Repeat the listing word for word. No pictures belong in the copy.

Dataset excerpts –
◇ ◇ ◇ ◇

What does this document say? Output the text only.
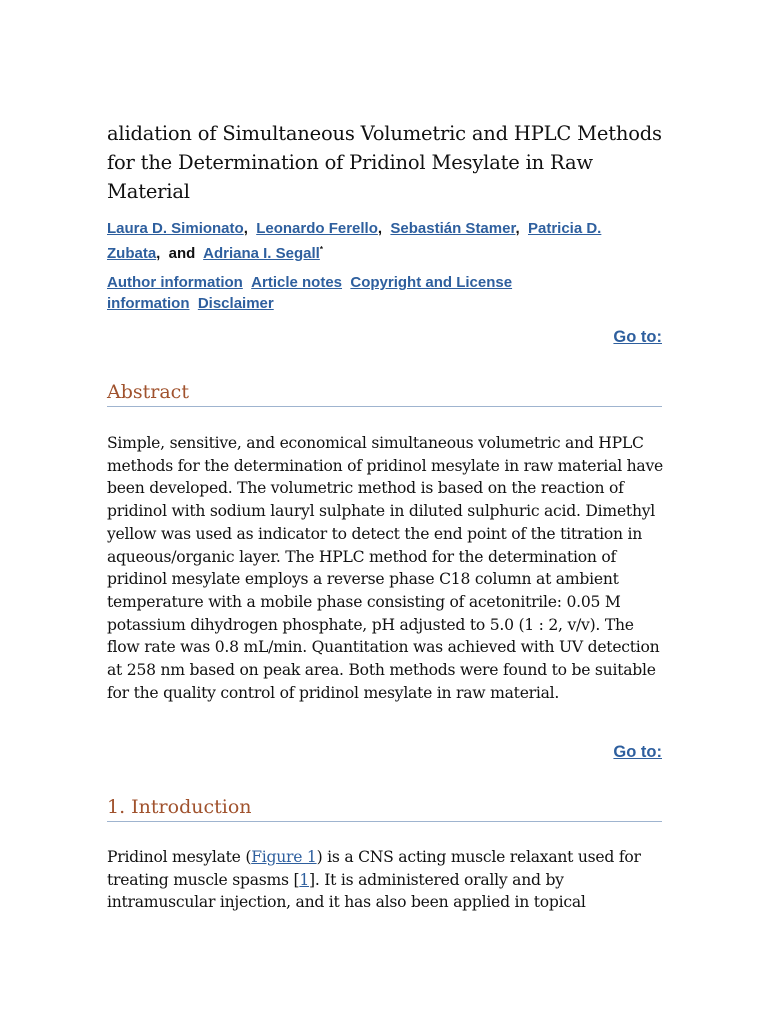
alidation of Simultaneous Volumetric and HPLC Methods for the Determination of Pridinol Mesylate in Raw Material
Laura D. Simionato,  Leonardo Ferello,  Sebastián Stamer,  Patricia D. Zubata,  and  Adriana I. Segall*
Author information Article notes Copyright and License information Disclaimer
Go to:
Abstract

Simple, sensitive, and economical simultaneous volumetric and HPLC methods for the determination of pridinol mesylate in raw material have been developed. The volumetric method is based on the reaction of pridinol with sodium lauryl sulphate in diluted sulphuric acid. Dimethyl yellow was used as indicator to detect the end point of the titration in aqueous/organic layer. The HPLC method for the determination of pridinol mesylate employs a reverse phase C18 column at ambient temperature with a mobile phase consisting of acetonitrile: 0.05 M potassium dihydrogen phosphate, pH adjusted to 5.0 (1 : 2, v/v). The flow rate was 0.8 mL/min. Quantitation was achieved with UV detection at 258 nm based on peak area. Both methods were found to be suitable for the quality control of pridinol mesylate in raw material.

Go to:
1. Introduction

Pridinol mesylate (Figure 1) is a CNS acting muscle relaxant used for treating muscle spasms [1]. It is administered orally and by intramuscular injection, and it has also been applied in topical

◇ ◇ ◇ ◇

Correct response –
What does this document say? Output the text only.
alidation of Simultaneous Volumetric and HPLC Methods for the Determination of Pridinol Mesylate in Raw Material
Laura D. Simionato,  Leonardo Ferello,  Sebastián Stamer,  Patricia D. Zubata,  and  Adriana I. Segall*
Author information Article notes Copyright and License information Disclaimer
Go to:
Abstract

Simple, sensitive, and economical simultaneous volumetric and HPLC methods for the determination of pridinol mesylate in raw material have been developed. The volumetric method is based on the reaction of pridinol with sodium lauryl sulphate in diluted sulphuric acid. Dimethyl yellow was used as indicator to detect the end point of the titration in aqueous/organic layer. The HPLC method for the determination of pridinol mesylate employs a reverse phase C18 column at ambient temperature with a mobile phase consisting of acetonitrile: 0.05 M potassium dihydrogen phosphate, pH adjusted to 5.0 (1 : 2, v/v). The flow rate was 0.8 mL/min. Quantitation was achieved with UV detection at 258 nm based on peak area. Both methods were found to be suitable for the quality control of pridinol mesylate in raw material.

Go to:
1. Introduction

Pridinol mesylate (Figure 1) is a CNS acting muscle relaxant used for treating muscle spasms [1]. It is administered orally and by intramuscular injection, and it has also been applied in topical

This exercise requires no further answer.